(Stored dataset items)

════════════════════

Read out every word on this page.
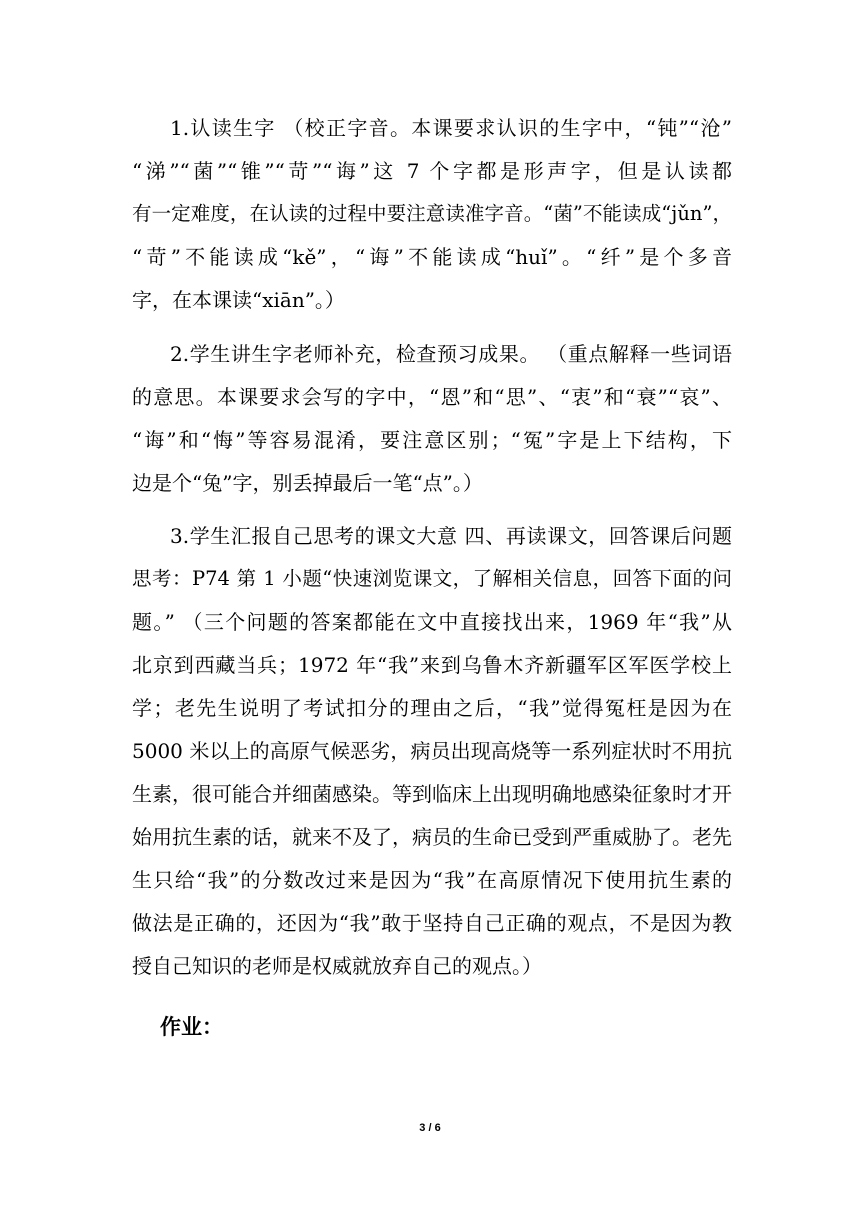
1.认读生字 （校正字音。本课要求认识的生字中，“钝”“沧”
“涕”“菌”“锥”“苛”“诲”这 7 个字都是形声字，但是认读都
有一定难度，在认读的过程中要注意读准字音。“菌”不能读成“jǔn”，
“苛”不能读成“kě”，“诲”不能读成“huǐ”。“纤”是个多音
字，在本课读“xiān”。）
2.学生讲生字老师补充，检查预习成果。 （重点解释一些词语
的意思。本课要求会写的字中，“恩”和“思”、“衷”和“衰”“哀”、
“诲”和“悔”等容易混淆，要注意区别；“冤”字是上下结构，下
边是个“兔”字，别丢掉最后一笔“点”。）
3.学生汇报自己思考的课文大意 四、再读课文，回答课后问题
思考：P74 第 1 小题“快速浏览课文，了解相关信息，回答下面的问
题。” （三个问题的答案都能在文中直接找出来，1969 年“我”从
北京到西藏当兵；1972 年“我”来到乌鲁木齐新疆军区军医学校上
学；老先生说明了考试扣分的理由之后，“我”觉得冤枉是因为在
5000 米以上的高原气候恶劣，病员出现高烧等一系列症状时不用抗
生素，很可能合并细菌感染。等到临床上出现明确地感染征象时才开
始用抗生素的话，就来不及了，病员的生命已受到严重威胁了。老先
生只给“我”的分数改过来是因为“我”在高原情况下使用抗生素的
做法是正确的，还因为“我”敢于坚持自己正确的观点，不是因为教
授自己知识的老师是权威就放弃自己的观点。）
作业：
3 / 6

════════════════════

■ **Directions for this task**:
Reproduce the material above verbatim; omit every picture.

■ **Answer to this exercise**:
Read out every word on this page.
1.认读生字 （校正字音。本课要求认识的生字中，“钝”“沧”
“涕”“菌”“锥”“苛”“诲”这 7 个字都是形声字，但是认读都
有一定难度，在认读的过程中要注意读准字音。“菌”不能读成“jǔn”，
“苛”不能读成“kě”，“诲”不能读成“huǐ”。“纤”是个多音
字，在本课读“xiān”。）
2.学生讲生字老师补充，检查预习成果。 （重点解释一些词语
的意思。本课要求会写的字中，“恩”和“思”、“衷”和“衰”“哀”、
“诲”和“悔”等容易混淆，要注意区别；“冤”字是上下结构，下
边是个“兔”字，别丢掉最后一笔“点”。）
3.学生汇报自己思考的课文大意 四、再读课文，回答课后问题
思考：P74 第 1 小题“快速浏览课文，了解相关信息，回答下面的问
题。” （三个问题的答案都能在文中直接找出来，1969 年“我”从
北京到西藏当兵；1972 年“我”来到乌鲁木齐新疆军区军医学校上
学；老先生说明了考试扣分的理由之后，“我”觉得冤枉是因为在
5000 米以上的高原气候恶劣，病员出现高烧等一系列症状时不用抗
生素，很可能合并细菌感染。等到临床上出现明确地感染征象时才开
始用抗生素的话，就来不及了，病员的生命已受到严重威胁了。老先
生只给“我”的分数改过来是因为“我”在高原情况下使用抗生素的
做法是正确的，还因为“我”敢于坚持自己正确的观点，不是因为教
授自己知识的老师是权威就放弃自己的观点。）
作业：
3 / 6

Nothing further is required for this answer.